> _To be done_: Locate the string "fragments" in the listing below. Copy every line where it is found.

> _Task material_:
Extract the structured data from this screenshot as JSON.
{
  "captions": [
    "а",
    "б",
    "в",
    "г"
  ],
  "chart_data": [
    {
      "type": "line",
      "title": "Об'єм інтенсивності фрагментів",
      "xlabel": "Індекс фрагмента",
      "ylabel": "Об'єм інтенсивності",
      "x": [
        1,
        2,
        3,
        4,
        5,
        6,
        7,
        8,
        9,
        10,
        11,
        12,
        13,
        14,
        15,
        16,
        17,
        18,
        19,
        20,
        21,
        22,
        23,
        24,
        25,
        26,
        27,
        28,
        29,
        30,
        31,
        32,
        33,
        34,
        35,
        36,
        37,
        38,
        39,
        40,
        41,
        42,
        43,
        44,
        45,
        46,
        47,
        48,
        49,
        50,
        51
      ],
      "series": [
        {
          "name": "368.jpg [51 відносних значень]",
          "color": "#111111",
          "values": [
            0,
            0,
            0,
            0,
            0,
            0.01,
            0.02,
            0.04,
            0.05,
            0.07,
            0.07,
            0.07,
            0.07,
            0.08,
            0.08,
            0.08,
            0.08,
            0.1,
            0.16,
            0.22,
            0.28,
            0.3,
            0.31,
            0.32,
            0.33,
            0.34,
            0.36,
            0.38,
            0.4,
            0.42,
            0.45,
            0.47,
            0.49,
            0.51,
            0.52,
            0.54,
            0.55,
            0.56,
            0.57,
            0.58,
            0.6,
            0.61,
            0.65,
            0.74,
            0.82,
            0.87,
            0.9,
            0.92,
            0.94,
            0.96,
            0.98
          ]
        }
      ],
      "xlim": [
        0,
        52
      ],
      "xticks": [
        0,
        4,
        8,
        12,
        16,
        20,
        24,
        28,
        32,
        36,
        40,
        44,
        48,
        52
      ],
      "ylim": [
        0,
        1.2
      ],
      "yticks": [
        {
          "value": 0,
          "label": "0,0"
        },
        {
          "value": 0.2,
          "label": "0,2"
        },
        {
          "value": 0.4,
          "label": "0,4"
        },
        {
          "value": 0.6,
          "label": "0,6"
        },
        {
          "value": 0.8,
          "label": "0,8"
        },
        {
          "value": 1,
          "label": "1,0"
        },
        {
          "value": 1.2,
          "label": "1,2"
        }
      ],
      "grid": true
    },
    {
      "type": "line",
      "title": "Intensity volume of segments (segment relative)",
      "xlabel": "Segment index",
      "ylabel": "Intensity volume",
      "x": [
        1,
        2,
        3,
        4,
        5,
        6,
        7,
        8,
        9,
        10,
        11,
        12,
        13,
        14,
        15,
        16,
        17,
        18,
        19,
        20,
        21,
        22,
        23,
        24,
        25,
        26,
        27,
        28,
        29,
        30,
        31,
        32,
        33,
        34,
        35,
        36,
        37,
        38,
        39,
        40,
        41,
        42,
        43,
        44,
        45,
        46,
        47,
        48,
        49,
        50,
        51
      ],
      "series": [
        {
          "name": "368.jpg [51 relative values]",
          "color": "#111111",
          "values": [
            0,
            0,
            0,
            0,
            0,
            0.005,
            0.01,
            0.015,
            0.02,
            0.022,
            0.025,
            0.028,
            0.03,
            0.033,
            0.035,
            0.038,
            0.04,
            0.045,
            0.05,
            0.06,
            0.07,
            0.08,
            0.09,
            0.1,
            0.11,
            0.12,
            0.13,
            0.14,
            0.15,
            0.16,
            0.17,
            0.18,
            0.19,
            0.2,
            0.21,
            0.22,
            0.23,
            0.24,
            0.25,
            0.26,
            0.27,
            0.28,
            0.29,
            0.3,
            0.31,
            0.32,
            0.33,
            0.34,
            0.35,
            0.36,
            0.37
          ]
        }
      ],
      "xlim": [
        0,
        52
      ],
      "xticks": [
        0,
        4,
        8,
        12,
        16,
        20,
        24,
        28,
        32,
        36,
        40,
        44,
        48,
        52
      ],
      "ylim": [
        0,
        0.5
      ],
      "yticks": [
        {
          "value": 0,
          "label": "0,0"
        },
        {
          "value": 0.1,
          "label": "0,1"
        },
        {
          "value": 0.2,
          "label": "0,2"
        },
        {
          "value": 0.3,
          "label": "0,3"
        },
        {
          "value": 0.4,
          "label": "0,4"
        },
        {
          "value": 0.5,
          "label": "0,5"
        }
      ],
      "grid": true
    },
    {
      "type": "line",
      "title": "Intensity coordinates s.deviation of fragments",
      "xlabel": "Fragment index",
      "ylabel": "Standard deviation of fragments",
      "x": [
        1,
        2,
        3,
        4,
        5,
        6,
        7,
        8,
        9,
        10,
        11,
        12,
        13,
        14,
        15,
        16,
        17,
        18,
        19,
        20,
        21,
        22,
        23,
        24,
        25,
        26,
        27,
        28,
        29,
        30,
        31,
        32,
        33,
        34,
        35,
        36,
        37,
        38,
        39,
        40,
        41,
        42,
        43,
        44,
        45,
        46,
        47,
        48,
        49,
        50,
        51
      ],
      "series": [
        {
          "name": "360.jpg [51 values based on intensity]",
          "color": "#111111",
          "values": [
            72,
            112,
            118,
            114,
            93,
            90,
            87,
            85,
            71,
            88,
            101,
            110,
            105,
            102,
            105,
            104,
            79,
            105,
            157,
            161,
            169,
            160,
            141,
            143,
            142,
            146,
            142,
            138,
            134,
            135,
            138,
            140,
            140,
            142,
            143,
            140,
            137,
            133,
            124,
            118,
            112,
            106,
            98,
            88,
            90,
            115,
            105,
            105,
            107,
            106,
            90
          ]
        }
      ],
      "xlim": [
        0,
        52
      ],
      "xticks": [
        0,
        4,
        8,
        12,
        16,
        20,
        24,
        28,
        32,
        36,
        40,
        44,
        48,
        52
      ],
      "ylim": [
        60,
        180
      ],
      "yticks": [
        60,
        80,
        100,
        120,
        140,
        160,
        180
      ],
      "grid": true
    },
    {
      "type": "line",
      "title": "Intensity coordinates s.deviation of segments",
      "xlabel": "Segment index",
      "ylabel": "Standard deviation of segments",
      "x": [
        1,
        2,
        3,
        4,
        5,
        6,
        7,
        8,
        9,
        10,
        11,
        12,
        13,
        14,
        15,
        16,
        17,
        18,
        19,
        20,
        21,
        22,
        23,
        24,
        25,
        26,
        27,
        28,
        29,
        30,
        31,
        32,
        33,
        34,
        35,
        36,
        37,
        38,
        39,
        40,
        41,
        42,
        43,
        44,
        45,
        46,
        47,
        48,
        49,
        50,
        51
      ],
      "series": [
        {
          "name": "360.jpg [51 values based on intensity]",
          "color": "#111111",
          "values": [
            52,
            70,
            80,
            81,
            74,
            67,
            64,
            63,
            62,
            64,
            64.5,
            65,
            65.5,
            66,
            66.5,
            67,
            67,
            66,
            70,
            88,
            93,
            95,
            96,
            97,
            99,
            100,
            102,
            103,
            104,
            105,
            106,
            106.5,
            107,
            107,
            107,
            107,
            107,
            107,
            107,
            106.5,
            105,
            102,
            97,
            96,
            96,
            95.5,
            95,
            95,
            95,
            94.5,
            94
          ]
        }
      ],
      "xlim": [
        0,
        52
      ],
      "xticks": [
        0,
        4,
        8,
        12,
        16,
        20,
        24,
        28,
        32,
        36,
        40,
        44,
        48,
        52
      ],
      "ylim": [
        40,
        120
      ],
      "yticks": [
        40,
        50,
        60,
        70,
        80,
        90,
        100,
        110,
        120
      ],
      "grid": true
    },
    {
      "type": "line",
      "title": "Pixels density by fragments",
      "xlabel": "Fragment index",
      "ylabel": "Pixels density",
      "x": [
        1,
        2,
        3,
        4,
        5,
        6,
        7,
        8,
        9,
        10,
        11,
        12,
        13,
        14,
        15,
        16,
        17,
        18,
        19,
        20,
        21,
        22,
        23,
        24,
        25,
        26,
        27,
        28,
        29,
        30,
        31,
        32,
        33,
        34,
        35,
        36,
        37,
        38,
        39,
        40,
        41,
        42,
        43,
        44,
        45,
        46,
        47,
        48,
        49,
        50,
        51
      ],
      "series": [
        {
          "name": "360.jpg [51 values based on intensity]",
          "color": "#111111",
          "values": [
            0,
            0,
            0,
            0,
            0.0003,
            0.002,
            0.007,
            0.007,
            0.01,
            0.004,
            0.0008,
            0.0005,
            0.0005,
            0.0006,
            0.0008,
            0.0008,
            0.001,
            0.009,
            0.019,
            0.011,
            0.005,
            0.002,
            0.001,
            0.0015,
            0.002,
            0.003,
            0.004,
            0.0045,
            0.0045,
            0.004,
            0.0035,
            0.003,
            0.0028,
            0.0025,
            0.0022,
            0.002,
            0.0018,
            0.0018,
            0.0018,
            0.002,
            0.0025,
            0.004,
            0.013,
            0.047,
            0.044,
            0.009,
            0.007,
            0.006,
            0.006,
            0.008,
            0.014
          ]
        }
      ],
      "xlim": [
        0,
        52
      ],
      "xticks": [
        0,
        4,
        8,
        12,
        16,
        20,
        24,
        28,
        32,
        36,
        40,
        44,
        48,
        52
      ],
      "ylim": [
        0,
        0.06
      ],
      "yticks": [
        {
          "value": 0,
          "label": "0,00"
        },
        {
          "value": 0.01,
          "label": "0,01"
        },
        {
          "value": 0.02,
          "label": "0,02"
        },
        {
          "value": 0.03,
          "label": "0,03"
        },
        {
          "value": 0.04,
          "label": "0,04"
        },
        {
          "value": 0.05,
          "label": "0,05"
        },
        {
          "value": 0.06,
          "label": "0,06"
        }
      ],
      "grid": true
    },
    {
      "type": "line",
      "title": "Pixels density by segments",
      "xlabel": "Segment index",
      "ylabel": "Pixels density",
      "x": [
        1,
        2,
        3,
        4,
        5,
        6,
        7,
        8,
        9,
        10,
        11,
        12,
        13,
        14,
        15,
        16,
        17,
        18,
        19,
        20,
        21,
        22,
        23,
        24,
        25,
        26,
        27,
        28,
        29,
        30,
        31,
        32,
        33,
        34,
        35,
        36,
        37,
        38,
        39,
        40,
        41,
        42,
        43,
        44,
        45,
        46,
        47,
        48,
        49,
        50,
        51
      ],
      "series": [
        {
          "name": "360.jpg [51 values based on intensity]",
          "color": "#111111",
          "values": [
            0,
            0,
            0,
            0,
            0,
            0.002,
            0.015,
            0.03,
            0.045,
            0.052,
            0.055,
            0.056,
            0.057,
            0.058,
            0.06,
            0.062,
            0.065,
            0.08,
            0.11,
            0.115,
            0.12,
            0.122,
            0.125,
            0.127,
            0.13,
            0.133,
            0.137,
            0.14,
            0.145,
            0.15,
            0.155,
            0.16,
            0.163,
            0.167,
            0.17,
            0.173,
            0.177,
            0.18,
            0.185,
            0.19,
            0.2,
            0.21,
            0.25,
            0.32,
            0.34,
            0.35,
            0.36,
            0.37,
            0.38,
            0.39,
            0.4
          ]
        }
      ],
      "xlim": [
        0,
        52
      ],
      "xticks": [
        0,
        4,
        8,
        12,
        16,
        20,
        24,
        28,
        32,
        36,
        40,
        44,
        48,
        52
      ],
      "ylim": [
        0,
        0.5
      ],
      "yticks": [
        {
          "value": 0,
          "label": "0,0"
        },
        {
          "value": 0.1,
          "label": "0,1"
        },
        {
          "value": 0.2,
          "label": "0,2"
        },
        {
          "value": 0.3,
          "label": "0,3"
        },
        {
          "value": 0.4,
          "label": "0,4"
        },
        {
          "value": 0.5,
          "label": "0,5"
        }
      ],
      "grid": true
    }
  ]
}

> _Full response_:
      "title": "Intensity coordinates s.deviation of fragments",
      "ylabel": "Standard deviation of fragments",
      "title": "Pixels density by fragments",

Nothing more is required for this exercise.